• GIVEN PROBLEM: Repeat the data word for word. Do not include the pictures.

• PROVIDED MATERIAL:
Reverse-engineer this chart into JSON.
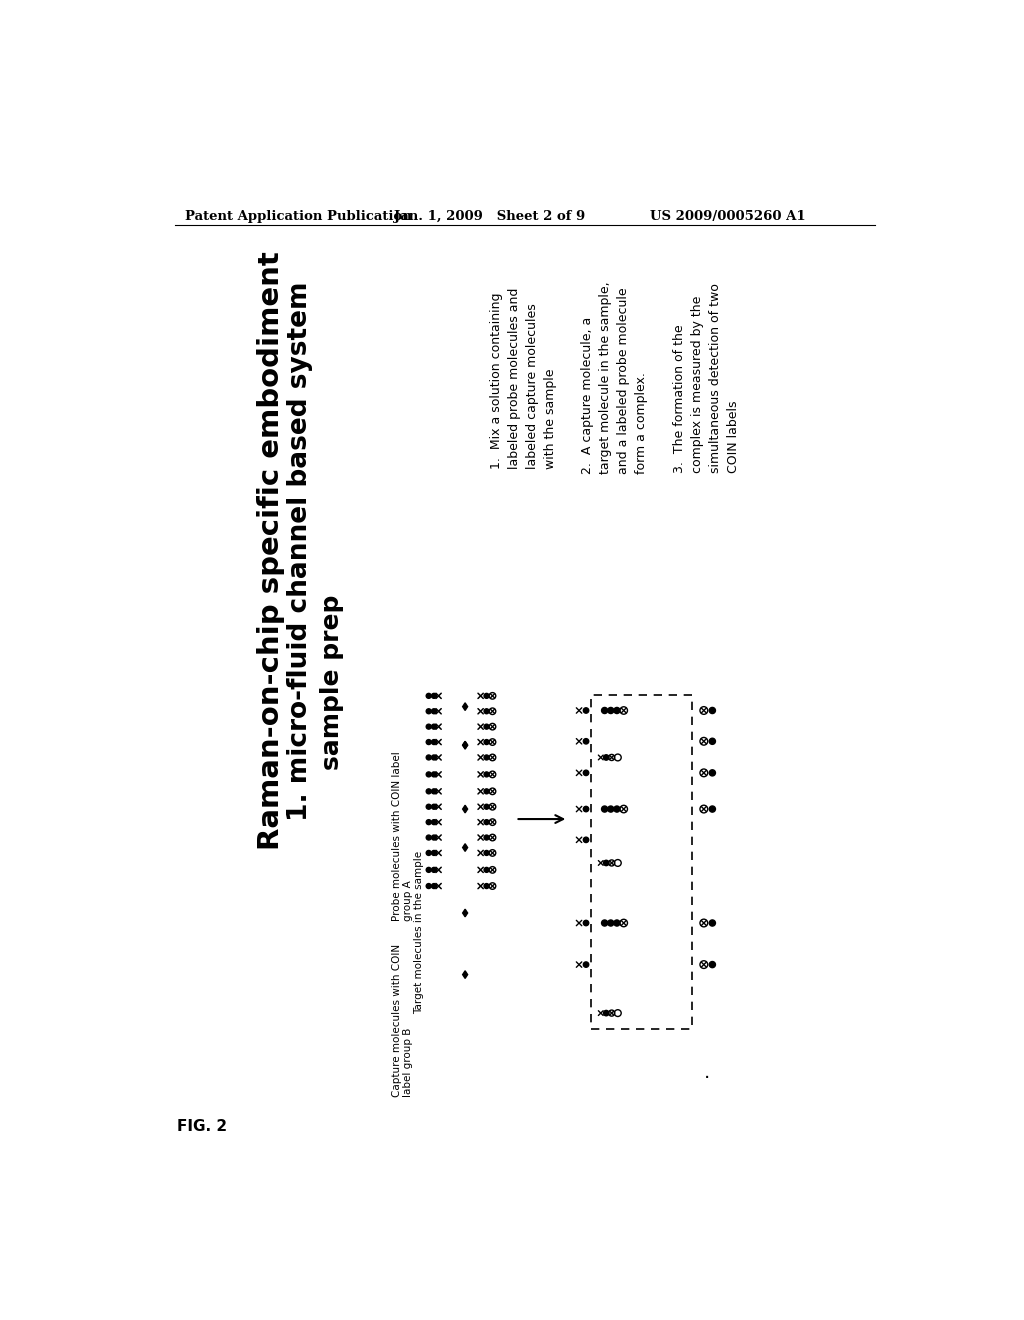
{
  "bg_color": "#ffffff",
  "header_left": "Patent Application Publication",
  "header_mid": "Jan. 1, 2009   Sheet 2 of 9",
  "header_right": "US 2009/0005260 A1",
  "fig_label": "FIG. 2",
  "title_line1": "Raman-on-chip specific embodiment",
  "title_line2": "1. micro-fluid channel based system",
  "title_line3": "sample prep",
  "step1": "1.  Mix a solution containing\nlabeled probe molecules and\nlabeled capture molecules\nwith the sample",
  "step2": "2.  A capture molecule, a\ntarget molecule in the sample,\nand a labeled probe molecule\nform a complex.",
  "step3": "3.  The formation of the\ncomplex is measured by the\nsimultaneous detection of two\nCOIN labels",
  "legend1": "Probe molecules with COIN label\ngroup A",
  "legend2": "Target molecules in the sample",
  "legend3": "Capture molecules with COIN\nlabel group B",
  "dot_period": "."
}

• EXPECTED OUTPUT:
Reverse-engineer this chart into JSON.
{
  "bg_color": "#ffffff",
  "header_left": "Patent Application Publication",
  "header_mid": "Jan. 1, 2009   Sheet 2 of 9",
  "header_right": "US 2009/0005260 A1",
  "fig_label": "FIG. 2",
  "title_line1": "Raman-on-chip specific embodiment",
  "title_line2": "1. micro-fluid channel based system",
  "title_line3": "sample prep",
  "step1": "1.  Mix a solution containing\nlabeled probe molecules and\nlabeled capture molecules\nwith the sample",
  "step2": "2.  A capture molecule, a\ntarget molecule in the sample,\nand a labeled probe molecule\nform a complex.",
  "step3": "3.  The formation of the\ncomplex is measured by the\nsimultaneous detection of two\nCOIN labels",
  "legend1": "Probe molecules with COIN label\ngroup A",
  "legend2": "Target molecules in the sample",
  "legend3": "Capture molecules with COIN\nlabel group B",
  "dot_period": "."
}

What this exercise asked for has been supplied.